◆ **Task data**
-------

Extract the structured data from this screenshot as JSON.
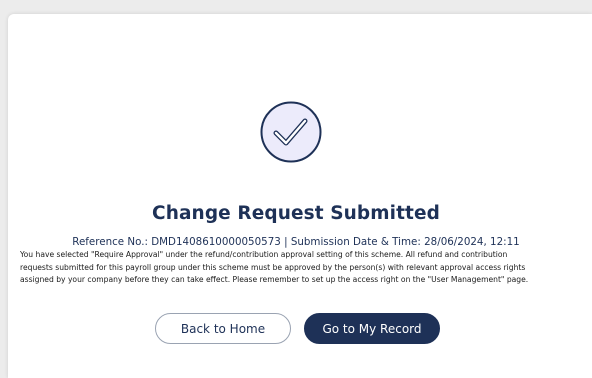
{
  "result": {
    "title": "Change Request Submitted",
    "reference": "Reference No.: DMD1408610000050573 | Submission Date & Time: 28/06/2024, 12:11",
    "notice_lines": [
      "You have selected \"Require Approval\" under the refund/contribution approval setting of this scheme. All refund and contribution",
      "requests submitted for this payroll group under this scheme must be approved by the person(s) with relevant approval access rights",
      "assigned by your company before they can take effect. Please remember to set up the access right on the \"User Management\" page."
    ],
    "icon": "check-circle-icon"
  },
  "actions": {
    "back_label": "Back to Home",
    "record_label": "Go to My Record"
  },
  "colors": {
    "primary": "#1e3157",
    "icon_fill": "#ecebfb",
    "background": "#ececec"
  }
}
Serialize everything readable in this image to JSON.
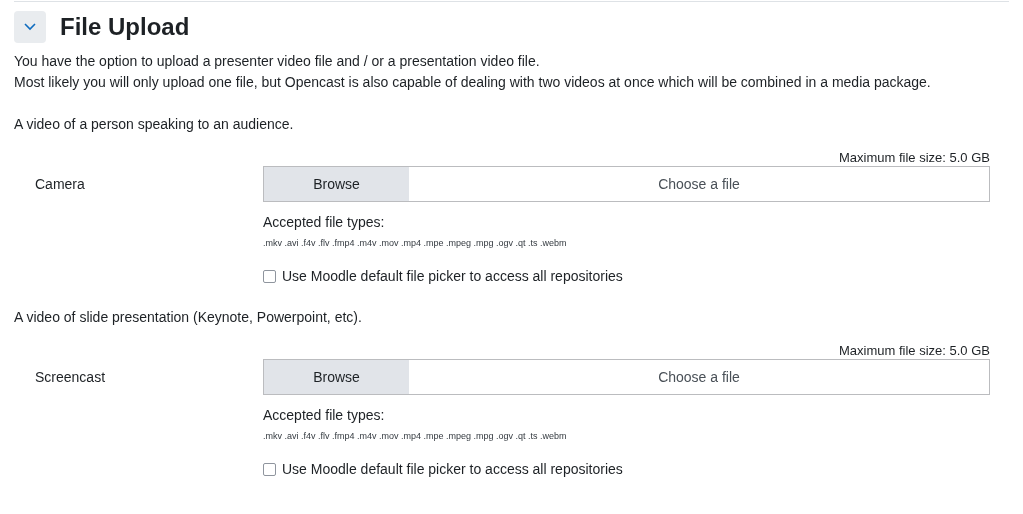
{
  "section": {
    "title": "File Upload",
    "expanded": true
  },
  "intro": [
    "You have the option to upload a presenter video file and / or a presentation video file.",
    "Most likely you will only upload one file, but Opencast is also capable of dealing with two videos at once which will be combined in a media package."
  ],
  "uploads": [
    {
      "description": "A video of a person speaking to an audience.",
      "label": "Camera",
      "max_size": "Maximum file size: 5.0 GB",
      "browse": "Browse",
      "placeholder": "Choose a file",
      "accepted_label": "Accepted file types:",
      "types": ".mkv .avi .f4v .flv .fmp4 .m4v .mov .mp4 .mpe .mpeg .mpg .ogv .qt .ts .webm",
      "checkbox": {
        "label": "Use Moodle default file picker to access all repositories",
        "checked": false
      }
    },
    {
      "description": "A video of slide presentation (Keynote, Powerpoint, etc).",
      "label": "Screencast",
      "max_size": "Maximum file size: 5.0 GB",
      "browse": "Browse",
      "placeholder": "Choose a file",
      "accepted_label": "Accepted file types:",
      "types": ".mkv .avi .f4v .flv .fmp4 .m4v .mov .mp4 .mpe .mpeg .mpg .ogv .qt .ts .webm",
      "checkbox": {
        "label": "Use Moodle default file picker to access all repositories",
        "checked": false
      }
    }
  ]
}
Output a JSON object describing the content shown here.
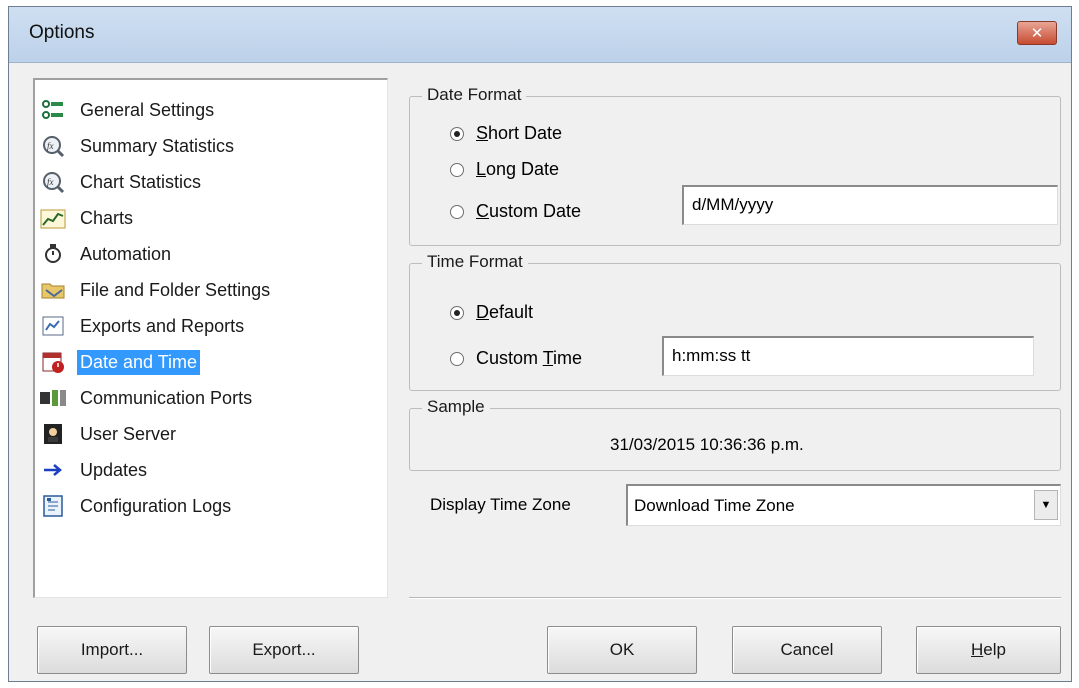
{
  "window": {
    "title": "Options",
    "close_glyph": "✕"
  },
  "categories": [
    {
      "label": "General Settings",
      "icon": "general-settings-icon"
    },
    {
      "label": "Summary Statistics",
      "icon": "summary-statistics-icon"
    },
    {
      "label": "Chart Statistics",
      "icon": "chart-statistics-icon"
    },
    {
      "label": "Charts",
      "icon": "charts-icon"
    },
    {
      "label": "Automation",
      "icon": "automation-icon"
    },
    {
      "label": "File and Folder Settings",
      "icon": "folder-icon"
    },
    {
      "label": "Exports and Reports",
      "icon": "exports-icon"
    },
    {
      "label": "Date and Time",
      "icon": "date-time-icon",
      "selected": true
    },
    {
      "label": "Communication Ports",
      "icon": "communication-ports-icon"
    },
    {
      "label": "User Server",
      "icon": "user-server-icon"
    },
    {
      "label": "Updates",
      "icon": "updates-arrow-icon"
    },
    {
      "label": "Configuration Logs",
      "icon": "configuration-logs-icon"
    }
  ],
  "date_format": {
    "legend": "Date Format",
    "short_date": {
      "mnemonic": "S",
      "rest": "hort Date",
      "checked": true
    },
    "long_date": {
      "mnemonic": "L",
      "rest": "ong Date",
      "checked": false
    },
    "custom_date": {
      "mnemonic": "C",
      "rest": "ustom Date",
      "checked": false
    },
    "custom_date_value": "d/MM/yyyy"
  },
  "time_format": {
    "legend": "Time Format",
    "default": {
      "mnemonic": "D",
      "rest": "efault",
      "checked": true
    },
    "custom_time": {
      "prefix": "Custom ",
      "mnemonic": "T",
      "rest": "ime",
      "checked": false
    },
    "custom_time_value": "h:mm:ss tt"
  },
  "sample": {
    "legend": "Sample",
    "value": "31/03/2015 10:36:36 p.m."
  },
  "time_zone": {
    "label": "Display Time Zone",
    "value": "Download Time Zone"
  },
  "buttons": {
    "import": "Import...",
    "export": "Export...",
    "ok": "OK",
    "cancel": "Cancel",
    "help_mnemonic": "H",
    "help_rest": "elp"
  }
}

-------

◆ **Written problem**
Filter the data, keeping only the lines that contain "access".

◆ **Reply**
      "requests submitted for this payroll group under this scheme must be approved by the person(s) with relevant approval access rights",
      "assigned by your company before they can take effect. Please remember to set up the access right on the \"User Management\" page."
        "label": "Use Moodle default file picker to access all repositories",
        "label": "Use Moodle default file picker to access all repositories",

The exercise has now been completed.